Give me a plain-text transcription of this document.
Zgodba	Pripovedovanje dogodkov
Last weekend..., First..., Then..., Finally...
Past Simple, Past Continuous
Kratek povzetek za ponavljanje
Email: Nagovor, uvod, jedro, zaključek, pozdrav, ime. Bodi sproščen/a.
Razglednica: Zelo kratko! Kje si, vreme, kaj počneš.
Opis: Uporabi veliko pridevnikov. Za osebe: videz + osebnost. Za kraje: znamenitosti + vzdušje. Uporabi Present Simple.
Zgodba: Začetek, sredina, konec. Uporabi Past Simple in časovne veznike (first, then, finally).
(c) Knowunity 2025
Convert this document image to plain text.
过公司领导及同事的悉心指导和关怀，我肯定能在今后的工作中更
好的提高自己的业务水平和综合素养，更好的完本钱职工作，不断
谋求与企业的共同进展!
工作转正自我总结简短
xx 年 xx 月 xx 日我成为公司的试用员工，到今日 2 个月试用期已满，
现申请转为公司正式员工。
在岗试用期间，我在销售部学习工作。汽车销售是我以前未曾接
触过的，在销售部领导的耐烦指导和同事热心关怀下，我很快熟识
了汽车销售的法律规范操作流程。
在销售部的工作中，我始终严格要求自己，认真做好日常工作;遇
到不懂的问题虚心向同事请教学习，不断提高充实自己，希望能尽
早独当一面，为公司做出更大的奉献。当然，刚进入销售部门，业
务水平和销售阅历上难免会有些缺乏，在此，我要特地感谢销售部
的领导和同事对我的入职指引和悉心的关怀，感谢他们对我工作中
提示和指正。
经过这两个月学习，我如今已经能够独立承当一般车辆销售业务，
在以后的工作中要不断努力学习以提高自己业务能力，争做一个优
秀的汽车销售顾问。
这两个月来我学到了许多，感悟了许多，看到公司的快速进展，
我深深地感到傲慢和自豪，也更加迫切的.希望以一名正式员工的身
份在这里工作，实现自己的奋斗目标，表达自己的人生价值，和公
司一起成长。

══════════════════════════════

◆ Written task ◆
Extract all of the data exactly as written.

◆ Expected answer ◆
Give me a plain-text transcription of this document.
Zgodba	Pripovedovanje dogodkov
Last weekend..., First..., Then..., Finally...
Past Simple, Past Continuous
Kratek povzetek za ponavljanje
Email: Nagovor, uvod, jedro, zaključek, pozdrav, ime. Bodi sproščen/a.
Razglednica: Zelo kratko! Kje si, vreme, kaj počneš.
Opis: Uporabi veliko pridevnikov. Za osebe: videz + osebnost. Za kraje: znamenitosti + vzdušje. Uporabi Present Simple.
Zgodba: Začetek, sredina, konec. Uporabi Past Simple in časovne veznike (first, then, finally).
(c) Knowunity 2025
Convert this document image to plain text.
过公司领导及同事的悉心指导和关怀，我肯定能在今后的工作中更
好的提高自己的业务水平和综合素养，更好的完本钱职工作，不断
谋求与企业的共同进展!
工作转正自我总结简短
xx 年 xx 月 xx 日我成为公司的试用员工，到今日 2 个月试用期已满，
现申请转为公司正式员工。
在岗试用期间，我在销售部学习工作。汽车销售是我以前未曾接
触过的，在销售部领导的耐烦指导和同事热心关怀下，我很快熟识
了汽车销售的法律规范操作流程。
在销售部的工作中，我始终严格要求自己，认真做好日常工作;遇
到不懂的问题虚心向同事请教学习，不断提高充实自己，希望能尽
早独当一面，为公司做出更大的奉献。当然，刚进入销售部门，业
务水平和销售阅历上难免会有些缺乏，在此，我要特地感谢销售部
的领导和同事对我的入职指引和悉心的关怀，感谢他们对我工作中
提示和指正。
经过这两个月学习，我如今已经能够独立承当一般车辆销售业务，
在以后的工作中要不断努力学习以提高自己业务能力，争做一个优
秀的汽车销售顾问。
这两个月来我学到了许多，感悟了许多，看到公司的快速进展，
我深深地感到傲慢和自豪，也更加迫切的.希望以一名正式员工的身
份在这里工作，实现自己的奋斗目标，表达自己的人生价值，和公
司一起成长。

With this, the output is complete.